## GOAL OF THE EXERCISE
Identify the lines containing the word "Kusen". Copy each one.

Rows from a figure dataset
[Begin]
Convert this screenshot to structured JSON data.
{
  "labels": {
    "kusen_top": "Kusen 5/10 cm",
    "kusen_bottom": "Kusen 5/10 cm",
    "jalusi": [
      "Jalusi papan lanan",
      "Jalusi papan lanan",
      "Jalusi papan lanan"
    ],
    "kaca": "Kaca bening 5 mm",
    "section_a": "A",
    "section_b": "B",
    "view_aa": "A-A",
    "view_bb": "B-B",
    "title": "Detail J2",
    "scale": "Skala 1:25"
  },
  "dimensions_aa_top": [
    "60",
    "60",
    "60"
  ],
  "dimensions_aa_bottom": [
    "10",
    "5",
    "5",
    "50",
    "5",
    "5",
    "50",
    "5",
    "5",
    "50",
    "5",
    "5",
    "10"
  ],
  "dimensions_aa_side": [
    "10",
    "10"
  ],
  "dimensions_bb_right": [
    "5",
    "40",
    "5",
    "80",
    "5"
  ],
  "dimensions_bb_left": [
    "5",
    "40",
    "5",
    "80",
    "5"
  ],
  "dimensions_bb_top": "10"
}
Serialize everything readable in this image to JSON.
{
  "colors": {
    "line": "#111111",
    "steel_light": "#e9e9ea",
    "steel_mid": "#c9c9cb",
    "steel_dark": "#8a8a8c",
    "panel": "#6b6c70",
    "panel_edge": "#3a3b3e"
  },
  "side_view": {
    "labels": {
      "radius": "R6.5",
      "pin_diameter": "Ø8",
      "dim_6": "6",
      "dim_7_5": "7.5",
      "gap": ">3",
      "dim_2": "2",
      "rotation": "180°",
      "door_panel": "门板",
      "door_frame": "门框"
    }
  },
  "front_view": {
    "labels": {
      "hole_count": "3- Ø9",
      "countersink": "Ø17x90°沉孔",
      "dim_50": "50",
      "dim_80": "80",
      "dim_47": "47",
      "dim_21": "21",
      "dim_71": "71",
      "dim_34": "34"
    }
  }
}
[End]
## RESULT OF THIS EXERCISE
    "kusen_top": "Kusen 5/10 cm",
    "kusen_bottom": "Kusen 5/10 cm",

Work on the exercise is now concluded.